Exactly as they appear, output all of the entries.

:: MATERIAL SHOWN

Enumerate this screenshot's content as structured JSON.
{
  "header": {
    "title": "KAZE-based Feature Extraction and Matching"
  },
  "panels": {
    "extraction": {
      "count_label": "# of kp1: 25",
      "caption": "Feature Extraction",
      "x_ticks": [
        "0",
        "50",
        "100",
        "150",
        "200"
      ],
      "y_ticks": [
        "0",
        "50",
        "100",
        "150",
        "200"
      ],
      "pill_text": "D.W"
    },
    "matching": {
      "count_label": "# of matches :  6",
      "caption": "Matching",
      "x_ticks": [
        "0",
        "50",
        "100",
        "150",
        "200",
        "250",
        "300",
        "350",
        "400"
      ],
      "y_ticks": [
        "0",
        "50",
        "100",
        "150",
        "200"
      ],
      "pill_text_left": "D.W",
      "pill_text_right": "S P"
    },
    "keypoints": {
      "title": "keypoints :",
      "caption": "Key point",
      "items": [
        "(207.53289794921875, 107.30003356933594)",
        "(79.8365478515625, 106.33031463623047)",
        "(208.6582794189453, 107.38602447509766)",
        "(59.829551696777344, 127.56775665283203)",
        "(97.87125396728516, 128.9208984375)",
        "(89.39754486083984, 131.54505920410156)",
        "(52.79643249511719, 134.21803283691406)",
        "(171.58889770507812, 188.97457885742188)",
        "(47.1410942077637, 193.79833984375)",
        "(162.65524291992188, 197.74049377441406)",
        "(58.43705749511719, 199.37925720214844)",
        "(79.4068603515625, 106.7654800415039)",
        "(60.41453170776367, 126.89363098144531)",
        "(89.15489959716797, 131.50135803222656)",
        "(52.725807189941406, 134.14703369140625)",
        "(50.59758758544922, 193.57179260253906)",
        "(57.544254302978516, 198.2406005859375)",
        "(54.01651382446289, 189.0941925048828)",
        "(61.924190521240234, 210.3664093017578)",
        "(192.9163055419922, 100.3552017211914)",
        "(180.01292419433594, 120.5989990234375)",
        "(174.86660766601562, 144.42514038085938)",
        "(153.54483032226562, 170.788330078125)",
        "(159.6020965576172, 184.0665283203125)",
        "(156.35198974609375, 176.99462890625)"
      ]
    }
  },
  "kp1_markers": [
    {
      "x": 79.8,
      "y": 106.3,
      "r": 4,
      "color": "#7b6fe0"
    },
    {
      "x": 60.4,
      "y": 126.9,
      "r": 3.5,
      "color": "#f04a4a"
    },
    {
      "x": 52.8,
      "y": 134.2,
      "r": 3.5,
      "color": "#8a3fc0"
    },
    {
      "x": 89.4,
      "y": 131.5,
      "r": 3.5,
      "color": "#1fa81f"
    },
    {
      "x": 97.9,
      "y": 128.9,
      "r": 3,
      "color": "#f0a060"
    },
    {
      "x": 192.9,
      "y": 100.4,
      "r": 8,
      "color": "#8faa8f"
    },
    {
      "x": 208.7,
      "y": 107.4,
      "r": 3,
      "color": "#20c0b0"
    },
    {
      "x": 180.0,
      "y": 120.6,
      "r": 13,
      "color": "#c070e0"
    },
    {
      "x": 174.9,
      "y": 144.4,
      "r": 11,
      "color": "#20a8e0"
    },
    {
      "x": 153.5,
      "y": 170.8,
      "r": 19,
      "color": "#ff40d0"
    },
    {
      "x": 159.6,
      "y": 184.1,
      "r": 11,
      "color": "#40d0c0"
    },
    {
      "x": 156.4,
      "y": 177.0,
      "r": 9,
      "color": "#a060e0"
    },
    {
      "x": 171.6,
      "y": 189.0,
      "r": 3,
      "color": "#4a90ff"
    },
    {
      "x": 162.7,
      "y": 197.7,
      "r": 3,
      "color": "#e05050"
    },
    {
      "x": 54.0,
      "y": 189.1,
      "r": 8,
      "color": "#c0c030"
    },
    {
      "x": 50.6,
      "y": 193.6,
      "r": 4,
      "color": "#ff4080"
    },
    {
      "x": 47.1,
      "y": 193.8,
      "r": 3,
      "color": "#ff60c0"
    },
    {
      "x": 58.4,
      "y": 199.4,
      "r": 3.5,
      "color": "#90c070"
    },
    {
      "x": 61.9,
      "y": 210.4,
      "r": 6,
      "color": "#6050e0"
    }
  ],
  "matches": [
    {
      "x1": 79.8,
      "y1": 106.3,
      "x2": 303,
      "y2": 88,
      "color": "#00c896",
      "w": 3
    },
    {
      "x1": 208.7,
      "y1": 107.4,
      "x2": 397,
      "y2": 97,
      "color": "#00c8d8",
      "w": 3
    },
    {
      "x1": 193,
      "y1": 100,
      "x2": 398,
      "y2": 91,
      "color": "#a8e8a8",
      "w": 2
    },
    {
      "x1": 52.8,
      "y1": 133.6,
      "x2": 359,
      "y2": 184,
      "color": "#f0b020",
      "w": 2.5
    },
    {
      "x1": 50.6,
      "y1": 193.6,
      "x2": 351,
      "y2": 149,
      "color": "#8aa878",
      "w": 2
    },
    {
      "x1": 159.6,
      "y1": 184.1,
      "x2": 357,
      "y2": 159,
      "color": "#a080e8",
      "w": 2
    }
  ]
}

::::

ANSWER TO THE TASK
Enumerate this screenshot's content as structured JSON.
{
  "header": {
    "title": "KAZE-based Feature Extraction and Matching"
  },
  "panels": {
    "extraction": {
      "count_label": "# of kp1: 25",
      "caption": "Feature Extraction",
      "x_ticks": [
        "0",
        "50",
        "100",
        "150",
        "200"
      ],
      "y_ticks": [
        "0",
        "50",
        "100",
        "150",
        "200"
      ],
      "pill_text": "D.W"
    },
    "matching": {
      "count_label": "# of matches :  6",
      "caption": "Matching",
      "x_ticks": [
        "0",
        "50",
        "100",
        "150",
        "200",
        "250",
        "300",
        "350",
        "400"
      ],
      "y_ticks": [
        "0",
        "50",
        "100",
        "150",
        "200"
      ],
      "pill_text_left": "D.W",
      "pill_text_right": "S P"
    },
    "keypoints": {
      "title": "keypoints :",
      "caption": "Key point",
      "items": [
        "(207.53289794921875, 107.30003356933594)",
        "(79.8365478515625, 106.33031463623047)",
        "(208.6582794189453, 107.38602447509766)",
        "(59.829551696777344, 127.56775665283203)",
        "(97.87125396728516, 128.9208984375)",
        "(89.39754486083984, 131.54505920410156)",
        "(52.79643249511719, 134.21803283691406)",
        "(171.58889770507812, 188.97457885742188)",
        "(47.1410942077637, 193.79833984375)",
        "(162.65524291992188, 197.74049377441406)",
        "(58.43705749511719, 199.37925720214844)",
        "(79.4068603515625, 106.7654800415039)",
        "(60.41453170776367, 126.89363098144531)",
        "(89.15489959716797, 131.50135803222656)",
        "(52.725807189941406, 134.14703369140625)",
        "(50.59758758544922, 193.57179260253906)",
        "(57.544254302978516, 198.2406005859375)",
        "(54.01651382446289, 189.0941925048828)",
        "(61.924190521240234, 210.3664093017578)",
        "(192.9163055419922, 100.3552017211914)",
        "(180.01292419433594, 120.5989990234375)",
        "(174.86660766601562, 144.42514038085938)",
        "(153.54483032226562, 170.788330078125)",
        "(159.6020965576172, 184.0665283203125)",
        "(156.35198974609375, 176.99462890625)"
      ]
    }
  },
  "kp1_markers": [
    {
      "x": 79.8,
      "y": 106.3,
      "r": 4,
      "color": "#7b6fe0"
    },
    {
      "x": 60.4,
      "y": 126.9,
      "r": 3.5,
      "color": "#f04a4a"
    },
    {
      "x": 52.8,
      "y": 134.2,
      "r": 3.5,
      "color": "#8a3fc0"
    },
    {
      "x": 89.4,
      "y": 131.5,
      "r": 3.5,
      "color": "#1fa81f"
    },
    {
      "x": 97.9,
      "y": 128.9,
      "r": 3,
      "color": "#f0a060"
    },
    {
      "x": 192.9,
      "y": 100.4,
      "r": 8,
      "color": "#8faa8f"
    },
    {
      "x": 208.7,
      "y": 107.4,
      "r": 3,
      "color": "#20c0b0"
    },
    {
      "x": 180.0,
      "y": 120.6,
      "r": 13,
      "color": "#c070e0"
    },
    {
      "x": 174.9,
      "y": 144.4,
      "r": 11,
      "color": "#20a8e0"
    },
    {
      "x": 153.5,
      "y": 170.8,
      "r": 19,
      "color": "#ff40d0"
    },
    {
      "x": 159.6,
      "y": 184.1,
      "r": 11,
      "color": "#40d0c0"
    },
    {
      "x": 156.4,
      "y": 177.0,
      "r": 9,
      "color": "#a060e0"
    },
    {
      "x": 171.6,
      "y": 189.0,
      "r": 3,
      "color": "#4a90ff"
    },
    {
      "x": 162.7,
      "y": 197.7,
      "r": 3,
      "color": "#e05050"
    },
    {
      "x": 54.0,
      "y": 189.1,
      "r": 8,
      "color": "#c0c030"
    },
    {
      "x": 50.6,
      "y": 193.6,
      "r": 4,
      "color": "#ff4080"
    },
    {
      "x": 47.1,
      "y": 193.8,
      "r": 3,
      "color": "#ff60c0"
    },
    {
      "x": 58.4,
      "y": 199.4,
      "r": 3.5,
      "color": "#90c070"
    },
    {
      "x": 61.9,
      "y": 210.4,
      "r": 6,
      "color": "#6050e0"
    }
  ],
  "matches": [
    {
      "x1": 79.8,
      "y1": 106.3,
      "x2": 303,
      "y2": 88,
      "color": "#00c896",
      "w": 3
    },
    {
      "x1": 208.7,
      "y1": 107.4,
      "x2": 397,
      "y2": 97,
      "color": "#00c8d8",
      "w": 3
    },
    {
      "x1": 193,
      "y1": 100,
      "x2": 398,
      "y2": 91,
      "color": "#a8e8a8",
      "w": 2
    },
    {
      "x1": 52.8,
      "y1": 133.6,
      "x2": 359,
      "y2": 184,
      "color": "#f0b020",
      "w": 2.5
    },
    {
      "x1": 50.6,
      "y1": 193.6,
      "x2": 351,
      "y2": 149,
      "color": "#8aa878",
      "w": 2
    },
    {
      "x1": 159.6,
      "y1": 184.1,
      "x2": 357,
      "y2": 159,
      "color": "#a080e8",
      "w": 2
    }
  ]
}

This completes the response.